=== Goal of the exercise ===
Set out each line from the following listing that includes the word "Quick".

[Data items]
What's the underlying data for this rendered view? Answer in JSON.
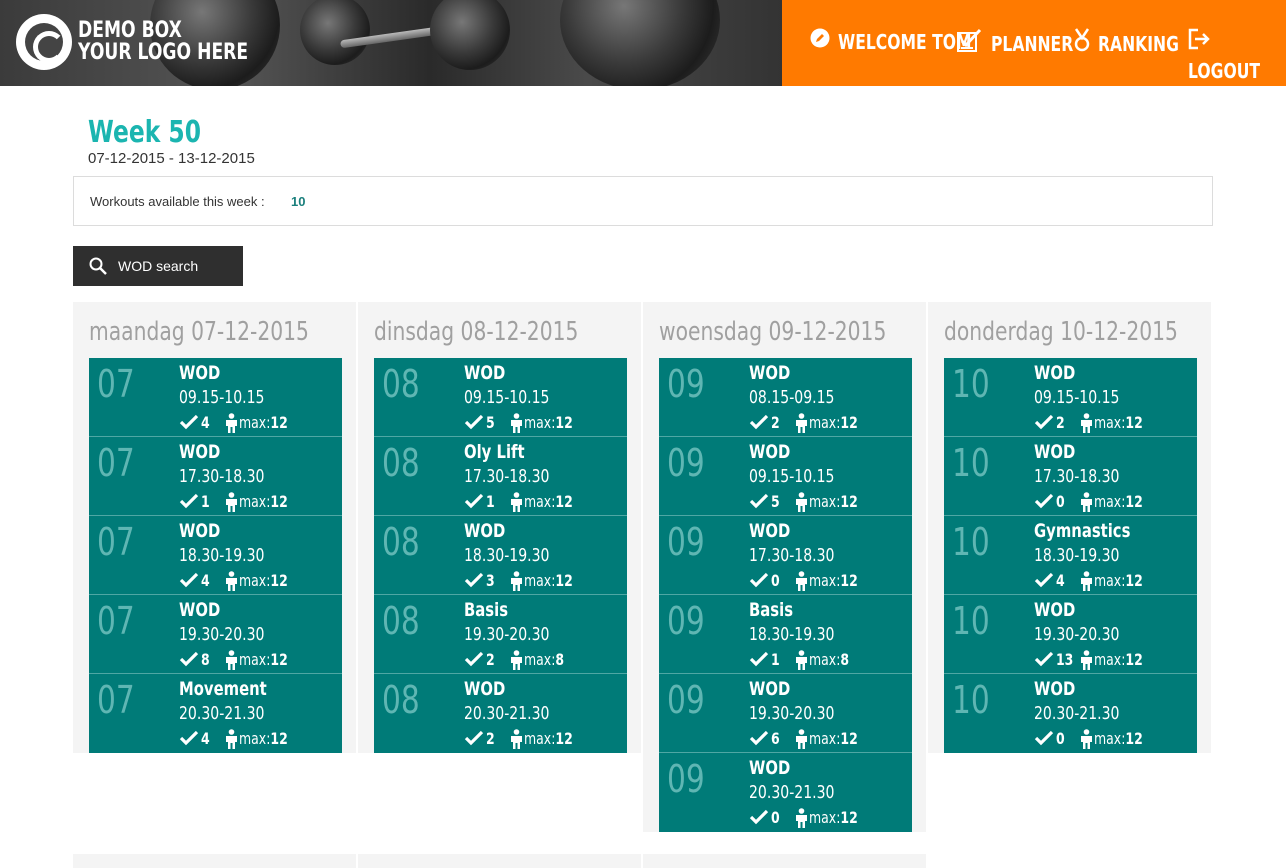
{
  "header": {
    "logo_line1": "DEMO BOX",
    "logo_line2": "YOUR LOGO HERE",
    "nav": [
      {
        "label": "WELCOME TOM",
        "icon": "pencil-icon"
      },
      {
        "label": "PLANNER",
        "icon": "checklist-icon"
      },
      {
        "label": "RANKING",
        "icon": "medal-icon"
      },
      {
        "label": "LOGOUT",
        "icon": "logout-icon"
      }
    ]
  },
  "colors": {
    "accent": "#ff7a00",
    "teal": "#007b78",
    "title": "#1bb5b0"
  },
  "week": {
    "title": "Week 50",
    "range": "07-12-2015 - 13-12-2015",
    "available_label": "Workouts available this week :",
    "available_count": "10"
  },
  "search": {
    "label": "WOD search",
    "icon": "search-icon"
  },
  "days": [
    {
      "title": "maandag 07-12-2015",
      "slots": [
        {
          "day": "07",
          "name": "WOD",
          "time": "09.15-10.15",
          "count": "4",
          "max_label": "max:",
          "max": "12"
        },
        {
          "day": "07",
          "name": "WOD",
          "time": "17.30-18.30",
          "count": "1",
          "max_label": "max:",
          "max": "12"
        },
        {
          "day": "07",
          "name": "WOD",
          "time": "18.30-19.30",
          "count": "4",
          "max_label": "max:",
          "max": "12"
        },
        {
          "day": "07",
          "name": "WOD",
          "time": "19.30-20.30",
          "count": "8",
          "max_label": "max:",
          "max": "12"
        },
        {
          "day": "07",
          "name": "Movement",
          "time": "20.30-21.30",
          "count": "4",
          "max_label": "max:",
          "max": "12"
        }
      ]
    },
    {
      "title": "dinsdag 08-12-2015",
      "slots": [
        {
          "day": "08",
          "name": "WOD",
          "time": "09.15-10.15",
          "count": "5",
          "max_label": "max:",
          "max": "12"
        },
        {
          "day": "08",
          "name": "Oly Lift",
          "time": "17.30-18.30",
          "count": "1",
          "max_label": "max:",
          "max": "12"
        },
        {
          "day": "08",
          "name": "WOD",
          "time": "18.30-19.30",
          "count": "3",
          "max_label": "max:",
          "max": "12"
        },
        {
          "day": "08",
          "name": "Basis",
          "time": "19.30-20.30",
          "count": "2",
          "max_label": "max:",
          "max": "8"
        },
        {
          "day": "08",
          "name": "WOD",
          "time": "20.30-21.30",
          "count": "2",
          "max_label": "max:",
          "max": "12"
        }
      ]
    },
    {
      "title": "woensdag 09-12-2015",
      "slots": [
        {
          "day": "09",
          "name": "WOD",
          "time": "08.15-09.15",
          "count": "2",
          "max_label": "max:",
          "max": "12"
        },
        {
          "day": "09",
          "name": "WOD",
          "time": "09.15-10.15",
          "count": "5",
          "max_label": "max:",
          "max": "12"
        },
        {
          "day": "09",
          "name": "WOD",
          "time": "17.30-18.30",
          "count": "0",
          "max_label": "max:",
          "max": "12"
        },
        {
          "day": "09",
          "name": "Basis",
          "time": "18.30-19.30",
          "count": "1",
          "max_label": "max:",
          "max": "8"
        },
        {
          "day": "09",
          "name": "WOD",
          "time": "19.30-20.30",
          "count": "6",
          "max_label": "max:",
          "max": "12"
        },
        {
          "day": "09",
          "name": "WOD",
          "time": "20.30-21.30",
          "count": "0",
          "max_label": "max:",
          "max": "12"
        }
      ]
    },
    {
      "title": "donderdag 10-12-2015",
      "slots": [
        {
          "day": "10",
          "name": "WOD",
          "time": "09.15-10.15",
          "count": "2",
          "max_label": "max:",
          "max": "12"
        },
        {
          "day": "10",
          "name": "WOD",
          "time": "17.30-18.30",
          "count": "0",
          "max_label": "max:",
          "max": "12"
        },
        {
          "day": "10",
          "name": "Gymnastics",
          "time": "18.30-19.30",
          "count": "4",
          "max_label": "max:",
          "max": "12"
        },
        {
          "day": "10",
          "name": "WOD",
          "time": "19.30-20.30",
          "count": "13",
          "max_label": "max:",
          "max": "12"
        },
        {
          "day": "10",
          "name": "WOD",
          "time": "20.30-21.30",
          "count": "0",
          "max_label": "max:",
          "max": "12"
        }
      ]
    }
  ]
}
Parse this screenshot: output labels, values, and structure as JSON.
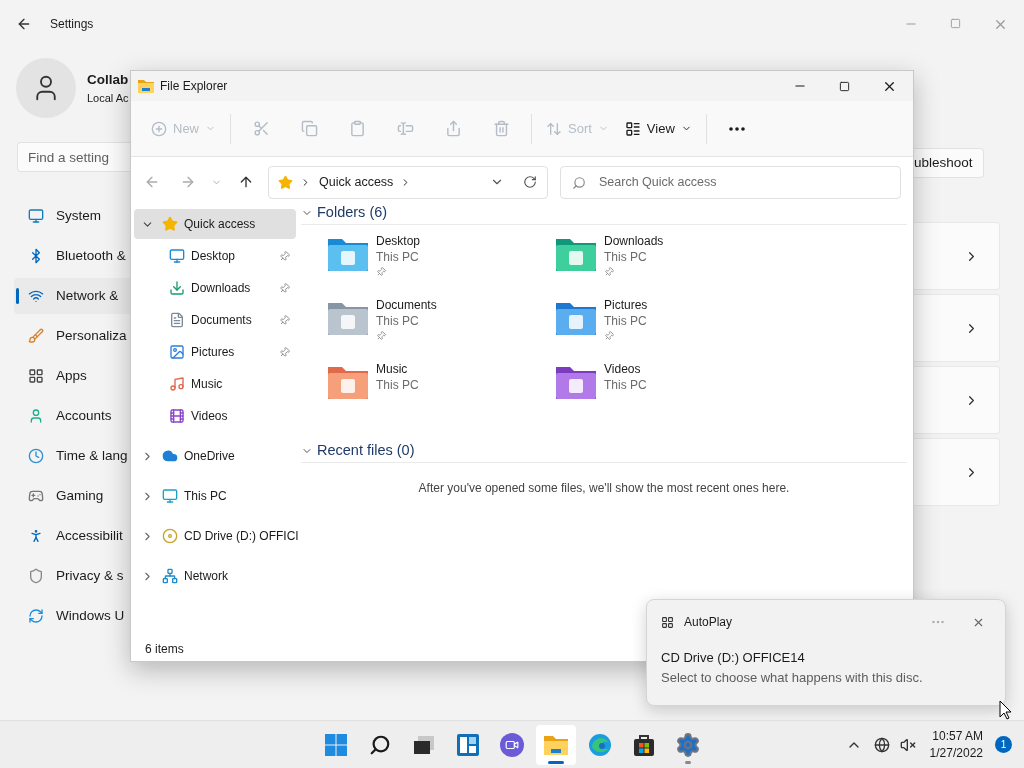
{
  "settings": {
    "title": "Settings",
    "profile": {
      "name": "Collab",
      "account": "Local Ac"
    },
    "search": {
      "placeholder": "Find a setting"
    },
    "nav": [
      {
        "label": "System",
        "selected": false
      },
      {
        "label": "Bluetooth &",
        "selected": false
      },
      {
        "label": "Network &",
        "selected": true
      },
      {
        "label": "Personaliza",
        "selected": false
      },
      {
        "label": "Apps",
        "selected": false
      },
      {
        "label": "Accounts",
        "selected": false
      },
      {
        "label": "Time & lang",
        "selected": false
      },
      {
        "label": "Gaming",
        "selected": false
      },
      {
        "label": "Accessibilit",
        "selected": false
      },
      {
        "label": "Privacy & s",
        "selected": false
      },
      {
        "label": "Windows U",
        "selected": false
      }
    ],
    "troubleshoot": "ubleshoot"
  },
  "explorer": {
    "title": "File Explorer",
    "toolbar": [
      {
        "kind": "button",
        "label": "New",
        "disabled": true
      },
      {
        "kind": "icon",
        "disabled": true
      },
      {
        "kind": "icon",
        "disabled": true
      },
      {
        "kind": "icon",
        "disabled": true
      },
      {
        "kind": "icon",
        "disabled": true
      },
      {
        "kind": "icon",
        "disabled": true
      },
      {
        "kind": "icon",
        "disabled": true
      },
      {
        "kind": "button",
        "label": "Sort",
        "disabled": true
      },
      {
        "kind": "button",
        "label": "View",
        "disabled": false
      },
      {
        "kind": "icon",
        "disabled": false
      }
    ],
    "address": "Quick access",
    "search": {
      "placeholder": "Search Quick access"
    },
    "tree": [
      {
        "label": "Quick access",
        "expanded": true,
        "selected": true,
        "children": [
          {
            "label": "Desktop",
            "pinned": true,
            "selected": false
          },
          {
            "label": "Downloads",
            "pinned": true,
            "selected": false
          },
          {
            "label": "Documents",
            "pinned": true,
            "selected": false
          },
          {
            "label": "Pictures",
            "pinned": true,
            "selected": false
          },
          {
            "label": "Music",
            "pinned": false,
            "selected": false
          },
          {
            "label": "Videos",
            "pinned": false,
            "selected": false
          }
        ]
      },
      {
        "label": "OneDrive",
        "expanded": false,
        "selected": false
      },
      {
        "label": "This PC",
        "expanded": false,
        "selected": false
      },
      {
        "label": "CD Drive (D:) OFFICI",
        "expanded": false,
        "selected": false
      },
      {
        "label": "Network",
        "expanded": false,
        "selected": false
      }
    ],
    "folders": {
      "heading": "Folders (6)",
      "expanded": true,
      "items": [
        {
          "name": "Desktop",
          "location": "This PC",
          "pinned": true
        },
        {
          "name": "Downloads",
          "location": "This PC",
          "pinned": true
        },
        {
          "name": "Documents",
          "location": "This PC",
          "pinned": true
        },
        {
          "name": "Pictures",
          "location": "This PC",
          "pinned": true
        },
        {
          "name": "Music",
          "location": "This PC",
          "pinned": false
        },
        {
          "name": "Videos",
          "location": "This PC",
          "pinned": false
        }
      ]
    },
    "recent": {
      "heading": "Recent files (0)",
      "expanded": true,
      "message": "After you've opened some files, we'll show the most recent ones here."
    },
    "status": "6 items"
  },
  "toast": {
    "app": "AutoPlay",
    "title": "CD Drive (D:) OFFICE14",
    "body": "Select to choose what happens with this disc."
  },
  "taskbar": {
    "apps": [
      {
        "running": false,
        "selected": false
      },
      {
        "running": false,
        "selected": false
      },
      {
        "running": false,
        "selected": false
      },
      {
        "running": false,
        "selected": false
      },
      {
        "running": false,
        "selected": false
      },
      {
        "running": true,
        "selected": true
      },
      {
        "running": false,
        "selected": false
      },
      {
        "running": false,
        "selected": false
      },
      {
        "running": true,
        "selected": false
      }
    ],
    "time": "10:57 AM",
    "date": "1/27/2022",
    "badge": "1"
  }
}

=== Worked answer ===
    "address": "Quick access",
      "placeholder": "Search Quick access"
        "label": "Quick access",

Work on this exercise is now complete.